- _What needs to be done_
Copy every record below, exactly as written.
·····
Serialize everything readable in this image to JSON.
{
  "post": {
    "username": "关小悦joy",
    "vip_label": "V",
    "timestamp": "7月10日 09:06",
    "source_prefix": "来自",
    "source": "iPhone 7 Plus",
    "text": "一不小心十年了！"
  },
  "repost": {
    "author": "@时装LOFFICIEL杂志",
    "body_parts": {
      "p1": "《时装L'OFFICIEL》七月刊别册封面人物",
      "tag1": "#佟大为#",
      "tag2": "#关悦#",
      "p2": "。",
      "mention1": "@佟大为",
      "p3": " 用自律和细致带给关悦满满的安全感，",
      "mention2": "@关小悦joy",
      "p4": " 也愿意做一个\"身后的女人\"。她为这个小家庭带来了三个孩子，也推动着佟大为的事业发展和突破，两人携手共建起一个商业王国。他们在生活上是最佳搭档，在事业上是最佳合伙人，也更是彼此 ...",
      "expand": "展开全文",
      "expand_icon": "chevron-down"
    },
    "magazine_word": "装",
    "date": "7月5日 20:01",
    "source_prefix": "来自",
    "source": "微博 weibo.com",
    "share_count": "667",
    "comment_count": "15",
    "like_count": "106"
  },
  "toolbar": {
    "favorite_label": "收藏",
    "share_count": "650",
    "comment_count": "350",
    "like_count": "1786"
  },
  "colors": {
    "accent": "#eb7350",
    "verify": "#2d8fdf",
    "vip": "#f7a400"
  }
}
·····
- _Exercise response_
Serialize everything readable in this image to JSON.
{
  "post": {
    "username": "关小悦joy",
    "vip_label": "V",
    "timestamp": "7月10日 09:06",
    "source_prefix": "来自",
    "source": "iPhone 7 Plus",
    "text": "一不小心十年了！"
  },
  "repost": {
    "author": "@时装LOFFICIEL杂志",
    "body_parts": {
      "p1": "《时装L'OFFICIEL》七月刊别册封面人物",
      "tag1": "#佟大为#",
      "tag2": "#关悦#",
      "p2": "。",
      "mention1": "@佟大为",
      "p3": " 用自律和细致带给关悦满满的安全感，",
      "mention2": "@关小悦joy",
      "p4": " 也愿意做一个\"身后的女人\"。她为这个小家庭带来了三个孩子，也推动着佟大为的事业发展和突破，两人携手共建起一个商业王国。他们在生活上是最佳搭档，在事业上是最佳合伙人，也更是彼此 ...",
      "expand": "展开全文",
      "expand_icon": "chevron-down"
    },
    "magazine_word": "装",
    "date": "7月5日 20:01",
    "source_prefix": "来自",
    "source": "微博 weibo.com",
    "share_count": "667",
    "comment_count": "15",
    "like_count": "106"
  },
  "toolbar": {
    "favorite_label": "收藏",
    "share_count": "650",
    "comment_count": "350",
    "like_count": "1786"
  },
  "colors": {
    "accent": "#eb7350",
    "verify": "#2d8fdf",
    "vip": "#f7a400"
  }
}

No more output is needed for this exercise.